Extracts from a graphics dataset:
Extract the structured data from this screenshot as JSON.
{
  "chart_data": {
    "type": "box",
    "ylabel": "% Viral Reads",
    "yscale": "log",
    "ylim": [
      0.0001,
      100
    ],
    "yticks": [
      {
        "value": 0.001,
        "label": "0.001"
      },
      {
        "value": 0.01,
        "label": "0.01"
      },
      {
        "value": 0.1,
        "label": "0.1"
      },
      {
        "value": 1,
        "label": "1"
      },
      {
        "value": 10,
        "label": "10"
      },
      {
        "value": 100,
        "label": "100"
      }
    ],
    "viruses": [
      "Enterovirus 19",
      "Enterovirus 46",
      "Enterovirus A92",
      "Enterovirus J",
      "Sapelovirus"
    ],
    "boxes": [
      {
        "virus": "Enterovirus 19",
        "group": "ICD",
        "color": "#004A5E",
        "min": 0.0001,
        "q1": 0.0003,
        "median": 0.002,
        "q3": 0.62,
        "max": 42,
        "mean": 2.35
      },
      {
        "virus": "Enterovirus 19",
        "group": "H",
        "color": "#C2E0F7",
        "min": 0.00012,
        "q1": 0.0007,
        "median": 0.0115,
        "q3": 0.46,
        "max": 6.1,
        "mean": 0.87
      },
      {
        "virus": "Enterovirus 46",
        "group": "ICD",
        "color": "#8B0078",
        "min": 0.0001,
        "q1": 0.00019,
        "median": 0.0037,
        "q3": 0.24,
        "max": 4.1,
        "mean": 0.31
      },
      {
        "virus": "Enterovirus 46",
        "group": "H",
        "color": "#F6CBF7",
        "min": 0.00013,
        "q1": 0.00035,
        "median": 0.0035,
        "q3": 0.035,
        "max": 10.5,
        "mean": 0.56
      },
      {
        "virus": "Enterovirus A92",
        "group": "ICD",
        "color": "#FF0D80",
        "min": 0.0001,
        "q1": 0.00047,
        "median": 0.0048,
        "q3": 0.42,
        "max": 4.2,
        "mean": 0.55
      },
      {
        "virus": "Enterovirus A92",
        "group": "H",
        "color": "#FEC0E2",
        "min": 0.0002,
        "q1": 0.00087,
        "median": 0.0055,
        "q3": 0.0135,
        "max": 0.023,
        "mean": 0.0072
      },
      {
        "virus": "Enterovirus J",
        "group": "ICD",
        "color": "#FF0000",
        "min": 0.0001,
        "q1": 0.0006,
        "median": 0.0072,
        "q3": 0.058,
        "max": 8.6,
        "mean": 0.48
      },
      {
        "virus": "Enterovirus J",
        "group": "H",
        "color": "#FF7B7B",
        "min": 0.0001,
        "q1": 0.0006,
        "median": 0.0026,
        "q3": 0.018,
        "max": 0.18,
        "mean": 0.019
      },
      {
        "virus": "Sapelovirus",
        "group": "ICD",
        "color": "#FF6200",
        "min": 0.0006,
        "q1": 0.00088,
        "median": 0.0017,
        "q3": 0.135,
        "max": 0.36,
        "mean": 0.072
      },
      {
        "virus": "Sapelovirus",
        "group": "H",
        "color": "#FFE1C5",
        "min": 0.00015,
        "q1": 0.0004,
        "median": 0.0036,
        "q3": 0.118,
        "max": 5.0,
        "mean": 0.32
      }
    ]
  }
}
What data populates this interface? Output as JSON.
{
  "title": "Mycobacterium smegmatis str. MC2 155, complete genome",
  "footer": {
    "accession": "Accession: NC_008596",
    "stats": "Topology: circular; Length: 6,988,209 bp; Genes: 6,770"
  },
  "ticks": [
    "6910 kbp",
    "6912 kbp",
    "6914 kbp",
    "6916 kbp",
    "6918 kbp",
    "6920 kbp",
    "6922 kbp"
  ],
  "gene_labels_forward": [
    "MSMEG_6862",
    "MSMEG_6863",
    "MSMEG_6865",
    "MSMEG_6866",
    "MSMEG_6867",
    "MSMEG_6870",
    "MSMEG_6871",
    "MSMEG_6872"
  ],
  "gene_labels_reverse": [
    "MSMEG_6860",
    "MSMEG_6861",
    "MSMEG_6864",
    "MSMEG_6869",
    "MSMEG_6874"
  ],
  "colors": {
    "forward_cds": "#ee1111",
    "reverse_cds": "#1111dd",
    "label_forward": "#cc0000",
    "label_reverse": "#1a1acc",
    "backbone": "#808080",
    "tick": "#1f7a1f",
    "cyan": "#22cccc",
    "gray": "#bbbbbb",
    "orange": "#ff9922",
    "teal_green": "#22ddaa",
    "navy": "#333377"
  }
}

Activity: Go through the records above and write each one out again exactly.

Result:
Extract the structured data from this screenshot as JSON.
{
  "chart_data": {
    "type": "box",
    "ylabel": "% Viral Reads",
    "yscale": "log",
    "ylim": [
      0.0001,
      100
    ],
    "yticks": [
      {
        "value": 0.001,
        "label": "0.001"
      },
      {
        "value": 0.01,
        "label": "0.01"
      },
      {
        "value": 0.1,
        "label": "0.1"
      },
      {
        "value": 1,
        "label": "1"
      },
      {
        "value": 10,
        "label": "10"
      },
      {
        "value": 100,
        "label": "100"
      }
    ],
    "viruses": [
      "Enterovirus 19",
      "Enterovirus 46",
      "Enterovirus A92",
      "Enterovirus J",
      "Sapelovirus"
    ],
    "boxes": [
      {
        "virus": "Enterovirus 19",
        "group": "ICD",
        "color": "#004A5E",
        "min": 0.0001,
        "q1": 0.0003,
        "median": 0.002,
        "q3": 0.62,
        "max": 42,
        "mean": 2.35
      },
      {
        "virus": "Enterovirus 19",
        "group": "H",
        "color": "#C2E0F7",
        "min": 0.00012,
        "q1": 0.0007,
        "median": 0.0115,
        "q3": 0.46,
        "max": 6.1,
        "mean": 0.87
      },
      {
        "virus": "Enterovirus 46",
        "group": "ICD",
        "color": "#8B0078",
        "min": 0.0001,
        "q1": 0.00019,
        "median": 0.0037,
        "q3": 0.24,
        "max": 4.1,
        "mean": 0.31
      },
      {
        "virus": "Enterovirus 46",
        "group": "H",
        "color": "#F6CBF7",
        "min": 0.00013,
        "q1": 0.00035,
        "median": 0.0035,
        "q3": 0.035,
        "max": 10.5,
        "mean": 0.56
      },
      {
        "virus": "Enterovirus A92",
        "group": "ICD",
        "color": "#FF0D80",
        "min": 0.0001,
        "q1": 0.00047,
        "median": 0.0048,
        "q3": 0.42,
        "max": 4.2,
        "mean": 0.55
      },
      {
        "virus": "Enterovirus A92",
        "group": "H",
        "color": "#FEC0E2",
        "min": 0.0002,
        "q1": 0.00087,
        "median": 0.0055,
        "q3": 0.0135,
        "max": 0.023,
        "mean": 0.0072
      },
      {
        "virus": "Enterovirus J",
        "group": "ICD",
        "color": "#FF0000",
        "min": 0.0001,
        "q1": 0.0006,
        "median": 0.0072,
        "q3": 0.058,
        "max": 8.6,
        "mean": 0.48
      },
      {
        "virus": "Enterovirus J",
        "group": "H",
        "color": "#FF7B7B",
        "min": 0.0001,
        "q1": 0.0006,
        "median": 0.0026,
        "q3": 0.018,
        "max": 0.18,
        "mean": 0.019
      },
      {
        "virus": "Sapelovirus",
        "group": "ICD",
        "color": "#FF6200",
        "min": 0.0006,
        "q1": 0.00088,
        "median": 0.0017,
        "q3": 0.135,
        "max": 0.36,
        "mean": 0.072
      },
      {
        "virus": "Sapelovirus",
        "group": "H",
        "color": "#FFE1C5",
        "min": 0.00015,
        "q1": 0.0004,
        "median": 0.0036,
        "q3": 0.118,
        "max": 5.0,
        "mean": 0.32
      }
    ]
  }
}
What data populates this interface? Output as JSON.
{
  "title": "Mycobacterium smegmatis str. MC2 155, complete genome",
  "footer": {
    "accession": "Accession: NC_008596",
    "stats": "Topology: circular; Length: 6,988,209 bp; Genes: 6,770"
  },
  "ticks": [
    "6910 kbp",
    "6912 kbp",
    "6914 kbp",
    "6916 kbp",
    "6918 kbp",
    "6920 kbp",
    "6922 kbp"
  ],
  "gene_labels_forward": [
    "MSMEG_6862",
    "MSMEG_6863",
    "MSMEG_6865",
    "MSMEG_6866",
    "MSMEG_6867",
    "MSMEG_6870",
    "MSMEG_6871",
    "MSMEG_6872"
  ],
  "gene_labels_reverse": [
    "MSMEG_6860",
    "MSMEG_6861",
    "MSMEG_6864",
    "MSMEG_6869",
    "MSMEG_6874"
  ],
  "colors": {
    "forward_cds": "#ee1111",
    "reverse_cds": "#1111dd",
    "label_forward": "#cc0000",
    "label_reverse": "#1a1acc",
    "backbone": "#808080",
    "tick": "#1f7a1f",
    "cyan": "#22cccc",
    "gray": "#bbbbbb",
    "orange": "#ff9922",
    "teal_green": "#22ddaa",
    "navy": "#333377"
  }
}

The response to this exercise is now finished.